Give every line of the data again, unchanged, but with no pictures.

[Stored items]

--- --- ---

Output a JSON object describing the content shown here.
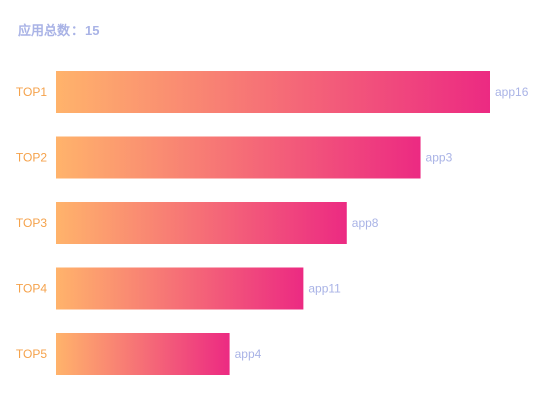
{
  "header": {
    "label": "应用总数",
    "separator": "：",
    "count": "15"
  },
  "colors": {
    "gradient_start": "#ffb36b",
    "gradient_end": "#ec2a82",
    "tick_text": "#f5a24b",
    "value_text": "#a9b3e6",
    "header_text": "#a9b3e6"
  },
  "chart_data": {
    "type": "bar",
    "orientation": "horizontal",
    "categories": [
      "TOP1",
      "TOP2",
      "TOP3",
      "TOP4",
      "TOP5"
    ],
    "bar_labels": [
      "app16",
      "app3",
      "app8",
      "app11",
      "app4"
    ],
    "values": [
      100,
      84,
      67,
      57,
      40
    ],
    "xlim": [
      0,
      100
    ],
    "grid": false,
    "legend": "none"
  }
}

--- --- ---

Output >>
Output a JSON object describing the content shown here.
{
  "header": {
    "label": "应用总数",
    "separator": "：",
    "count": "15"
  },
  "colors": {
    "gradient_start": "#ffb36b",
    "gradient_end": "#ec2a82",
    "tick_text": "#f5a24b",
    "value_text": "#a9b3e6",
    "header_text": "#a9b3e6"
  },
  "chart_data": {
    "type": "bar",
    "orientation": "horizontal",
    "categories": [
      "TOP1",
      "TOP2",
      "TOP3",
      "TOP4",
      "TOP5"
    ],
    "bar_labels": [
      "app16",
      "app3",
      "app8",
      "app11",
      "app4"
    ],
    "values": [
      100,
      84,
      67,
      57,
      40
    ],
    "xlim": [
      0,
      100
    ],
    "grid": false,
    "legend": "none"
  }
}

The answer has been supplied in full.